:: WRITTEN PROBLEM ::
Select every line holding the word "true" and copy it.

Stored data:
<<<<

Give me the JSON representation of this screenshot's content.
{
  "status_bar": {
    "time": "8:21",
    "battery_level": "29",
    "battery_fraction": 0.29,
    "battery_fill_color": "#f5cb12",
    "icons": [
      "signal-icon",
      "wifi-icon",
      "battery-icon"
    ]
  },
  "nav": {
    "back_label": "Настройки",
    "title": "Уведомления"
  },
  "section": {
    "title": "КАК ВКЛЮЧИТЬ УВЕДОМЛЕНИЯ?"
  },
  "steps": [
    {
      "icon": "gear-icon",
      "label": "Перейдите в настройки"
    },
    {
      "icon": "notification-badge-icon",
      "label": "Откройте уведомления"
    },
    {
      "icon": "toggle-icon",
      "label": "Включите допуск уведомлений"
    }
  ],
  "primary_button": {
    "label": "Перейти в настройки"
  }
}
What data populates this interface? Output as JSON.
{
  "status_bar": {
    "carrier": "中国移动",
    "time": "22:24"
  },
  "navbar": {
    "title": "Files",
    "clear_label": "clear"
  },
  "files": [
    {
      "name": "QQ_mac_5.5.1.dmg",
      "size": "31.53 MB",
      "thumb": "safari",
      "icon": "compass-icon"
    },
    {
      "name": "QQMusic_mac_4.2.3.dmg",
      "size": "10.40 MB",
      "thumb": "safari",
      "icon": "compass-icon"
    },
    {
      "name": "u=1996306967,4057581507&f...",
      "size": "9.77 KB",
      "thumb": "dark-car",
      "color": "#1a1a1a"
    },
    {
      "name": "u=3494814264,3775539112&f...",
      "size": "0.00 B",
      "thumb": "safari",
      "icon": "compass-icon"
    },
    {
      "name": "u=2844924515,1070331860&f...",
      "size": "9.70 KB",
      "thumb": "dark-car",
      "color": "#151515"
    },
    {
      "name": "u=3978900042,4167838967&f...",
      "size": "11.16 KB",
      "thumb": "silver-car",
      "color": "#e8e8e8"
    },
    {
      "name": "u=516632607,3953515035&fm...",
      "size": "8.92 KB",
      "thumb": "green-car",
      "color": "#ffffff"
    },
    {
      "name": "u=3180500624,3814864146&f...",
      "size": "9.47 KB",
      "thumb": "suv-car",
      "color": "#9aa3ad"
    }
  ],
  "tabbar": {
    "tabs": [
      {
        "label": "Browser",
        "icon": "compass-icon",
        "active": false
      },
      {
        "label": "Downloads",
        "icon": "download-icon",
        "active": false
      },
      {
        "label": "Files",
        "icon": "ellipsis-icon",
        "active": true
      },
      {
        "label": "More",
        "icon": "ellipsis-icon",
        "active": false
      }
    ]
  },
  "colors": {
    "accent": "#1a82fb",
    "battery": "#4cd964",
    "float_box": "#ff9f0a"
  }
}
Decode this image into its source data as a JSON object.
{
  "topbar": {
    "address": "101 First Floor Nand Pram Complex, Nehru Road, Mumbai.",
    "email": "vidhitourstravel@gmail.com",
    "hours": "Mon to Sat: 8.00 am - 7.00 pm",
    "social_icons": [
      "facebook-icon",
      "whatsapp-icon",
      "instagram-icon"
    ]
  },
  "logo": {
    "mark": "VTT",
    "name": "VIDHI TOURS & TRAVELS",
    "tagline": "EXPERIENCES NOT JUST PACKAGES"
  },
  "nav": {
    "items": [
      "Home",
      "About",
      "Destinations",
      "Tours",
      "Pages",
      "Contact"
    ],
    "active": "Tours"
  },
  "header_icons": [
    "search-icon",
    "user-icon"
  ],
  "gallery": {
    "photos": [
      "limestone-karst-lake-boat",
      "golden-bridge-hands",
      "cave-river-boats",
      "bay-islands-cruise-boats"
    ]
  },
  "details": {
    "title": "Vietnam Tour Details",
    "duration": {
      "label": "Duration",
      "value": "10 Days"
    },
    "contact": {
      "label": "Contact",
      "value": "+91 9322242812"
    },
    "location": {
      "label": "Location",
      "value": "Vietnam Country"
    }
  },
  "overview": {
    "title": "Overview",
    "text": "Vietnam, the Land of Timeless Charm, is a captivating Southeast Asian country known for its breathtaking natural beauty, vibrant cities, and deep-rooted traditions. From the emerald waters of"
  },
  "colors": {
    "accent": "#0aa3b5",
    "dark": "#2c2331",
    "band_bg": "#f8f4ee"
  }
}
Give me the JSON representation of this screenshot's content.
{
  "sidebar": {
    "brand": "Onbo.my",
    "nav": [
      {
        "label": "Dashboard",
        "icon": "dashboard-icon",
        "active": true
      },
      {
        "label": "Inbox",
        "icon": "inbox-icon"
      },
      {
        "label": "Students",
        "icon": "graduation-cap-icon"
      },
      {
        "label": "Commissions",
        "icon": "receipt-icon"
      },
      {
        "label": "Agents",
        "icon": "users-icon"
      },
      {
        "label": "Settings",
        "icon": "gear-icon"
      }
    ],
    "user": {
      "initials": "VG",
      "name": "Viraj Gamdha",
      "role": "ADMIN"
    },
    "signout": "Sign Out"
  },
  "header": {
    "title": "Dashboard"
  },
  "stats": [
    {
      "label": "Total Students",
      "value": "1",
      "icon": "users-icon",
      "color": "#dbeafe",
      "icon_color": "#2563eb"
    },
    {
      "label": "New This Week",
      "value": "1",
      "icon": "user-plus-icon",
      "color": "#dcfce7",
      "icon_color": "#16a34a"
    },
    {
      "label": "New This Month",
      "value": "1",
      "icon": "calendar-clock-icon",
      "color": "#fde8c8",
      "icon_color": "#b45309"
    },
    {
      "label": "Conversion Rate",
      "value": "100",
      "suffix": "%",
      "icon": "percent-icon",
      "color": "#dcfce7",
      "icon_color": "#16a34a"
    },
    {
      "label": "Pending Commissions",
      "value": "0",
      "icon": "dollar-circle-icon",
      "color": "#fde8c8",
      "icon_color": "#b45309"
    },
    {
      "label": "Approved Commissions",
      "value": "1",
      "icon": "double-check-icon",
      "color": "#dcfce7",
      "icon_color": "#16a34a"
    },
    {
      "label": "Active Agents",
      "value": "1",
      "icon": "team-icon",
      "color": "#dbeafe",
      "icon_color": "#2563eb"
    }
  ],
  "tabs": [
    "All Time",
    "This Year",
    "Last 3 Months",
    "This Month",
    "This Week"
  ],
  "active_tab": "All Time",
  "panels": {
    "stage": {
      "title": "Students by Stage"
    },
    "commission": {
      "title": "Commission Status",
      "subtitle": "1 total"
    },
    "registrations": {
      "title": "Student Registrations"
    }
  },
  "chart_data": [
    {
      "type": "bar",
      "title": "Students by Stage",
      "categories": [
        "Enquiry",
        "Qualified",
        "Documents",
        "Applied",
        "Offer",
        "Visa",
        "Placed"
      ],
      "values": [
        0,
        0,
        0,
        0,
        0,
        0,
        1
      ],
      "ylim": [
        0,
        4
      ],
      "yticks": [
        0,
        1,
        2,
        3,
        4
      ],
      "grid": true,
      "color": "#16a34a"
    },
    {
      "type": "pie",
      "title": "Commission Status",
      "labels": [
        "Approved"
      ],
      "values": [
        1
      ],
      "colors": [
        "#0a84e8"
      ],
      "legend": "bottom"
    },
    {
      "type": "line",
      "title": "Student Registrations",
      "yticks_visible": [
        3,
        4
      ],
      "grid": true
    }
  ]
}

>>>>

:: REPLY TO THE EXERCISE ::
        "active": true
        "active": true
      "grid": true,
      "grid": true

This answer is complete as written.